◆ Given request ◆
Repeat every record below exactly, leaving out the pictures.

[Collected data]
⁂

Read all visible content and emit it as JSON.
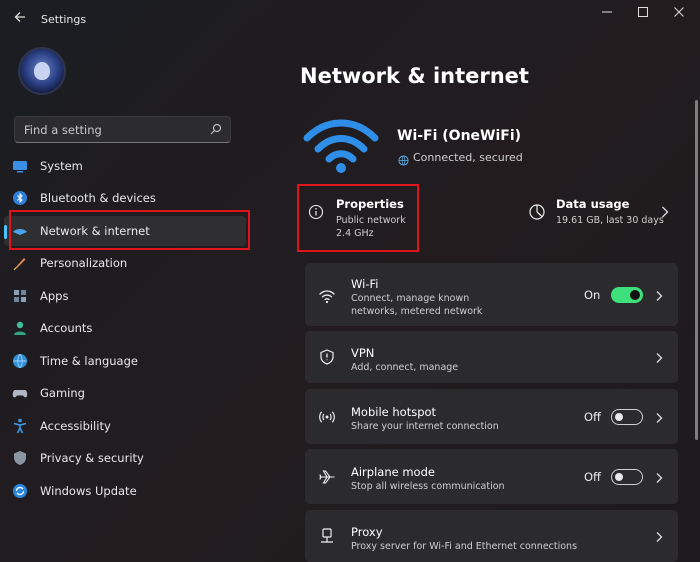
{
  "window": {
    "title": "Settings"
  },
  "search": {
    "placeholder": "Find a setting"
  },
  "sidebar": {
    "items": [
      {
        "label": "System",
        "icon": "system-icon"
      },
      {
        "label": "Bluetooth & devices",
        "icon": "bluetooth-icon"
      },
      {
        "label": "Network & internet",
        "icon": "network-icon",
        "active": true
      },
      {
        "label": "Personalization",
        "icon": "brush-icon"
      },
      {
        "label": "Apps",
        "icon": "apps-icon"
      },
      {
        "label": "Accounts",
        "icon": "accounts-icon"
      },
      {
        "label": "Time & language",
        "icon": "time-language-icon"
      },
      {
        "label": "Gaming",
        "icon": "gaming-icon"
      },
      {
        "label": "Accessibility",
        "icon": "accessibility-icon"
      },
      {
        "label": "Privacy & security",
        "icon": "shield-icon"
      },
      {
        "label": "Windows Update",
        "icon": "update-icon"
      }
    ]
  },
  "main": {
    "title": "Network & internet",
    "network": {
      "name": "Wi-Fi (OneWiFi)",
      "status": "Connected, secured"
    },
    "properties": {
      "title": "Properties",
      "line1": "Public network",
      "line2": "2.4 GHz"
    },
    "data_usage": {
      "title": "Data usage",
      "detail": "19.61 GB, last 30 days"
    },
    "cards": [
      {
        "title": "Wi-Fi",
        "sub1": "Connect, manage known",
        "sub2": "networks, metered network",
        "state": "On",
        "toggle_on": true,
        "icon": "wifi-icon"
      },
      {
        "title": "VPN",
        "sub1": "Add, connect, manage",
        "icon": "vpn-shield-icon"
      },
      {
        "title": "Mobile hotspot",
        "sub1": "Share your internet connection",
        "state": "Off",
        "toggle_on": false,
        "icon": "hotspot-icon"
      },
      {
        "title": "Airplane mode",
        "sub1": "Stop all wireless communication",
        "state": "Off",
        "toggle_on": false,
        "icon": "airplane-icon"
      },
      {
        "title": "Proxy",
        "sub1": "Proxy server for Wi-Fi and Ethernet connections",
        "icon": "proxy-icon"
      }
    ]
  },
  "colors": {
    "accent": "#4cc2ff",
    "toggle_on": "#3ee07b",
    "highlight_box": "#e0141b"
  }
}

⁂

◆ Result of the exercise ◆
Read all visible content and emit it as JSON.
{
  "window": {
    "title": "Settings"
  },
  "search": {
    "placeholder": "Find a setting"
  },
  "sidebar": {
    "items": [
      {
        "label": "System",
        "icon": "system-icon"
      },
      {
        "label": "Bluetooth & devices",
        "icon": "bluetooth-icon"
      },
      {
        "label": "Network & internet",
        "icon": "network-icon",
        "active": true
      },
      {
        "label": "Personalization",
        "icon": "brush-icon"
      },
      {
        "label": "Apps",
        "icon": "apps-icon"
      },
      {
        "label": "Accounts",
        "icon": "accounts-icon"
      },
      {
        "label": "Time & language",
        "icon": "time-language-icon"
      },
      {
        "label": "Gaming",
        "icon": "gaming-icon"
      },
      {
        "label": "Accessibility",
        "icon": "accessibility-icon"
      },
      {
        "label": "Privacy & security",
        "icon": "shield-icon"
      },
      {
        "label": "Windows Update",
        "icon": "update-icon"
      }
    ]
  },
  "main": {
    "title": "Network & internet",
    "network": {
      "name": "Wi-Fi (OneWiFi)",
      "status": "Connected, secured"
    },
    "properties": {
      "title": "Properties",
      "line1": "Public network",
      "line2": "2.4 GHz"
    },
    "data_usage": {
      "title": "Data usage",
      "detail": "19.61 GB, last 30 days"
    },
    "cards": [
      {
        "title": "Wi-Fi",
        "sub1": "Connect, manage known",
        "sub2": "networks, metered network",
        "state": "On",
        "toggle_on": true,
        "icon": "wifi-icon"
      },
      {
        "title": "VPN",
        "sub1": "Add, connect, manage",
        "icon": "vpn-shield-icon"
      },
      {
        "title": "Mobile hotspot",
        "sub1": "Share your internet connection",
        "state": "Off",
        "toggle_on": false,
        "icon": "hotspot-icon"
      },
      {
        "title": "Airplane mode",
        "sub1": "Stop all wireless communication",
        "state": "Off",
        "toggle_on": false,
        "icon": "airplane-icon"
      },
      {
        "title": "Proxy",
        "sub1": "Proxy server for Wi-Fi and Ethernet connections",
        "icon": "proxy-icon"
      }
    ]
  },
  "colors": {
    "accent": "#4cc2ff",
    "toggle_on": "#3ee07b",
    "highlight_box": "#e0141b"
  }
}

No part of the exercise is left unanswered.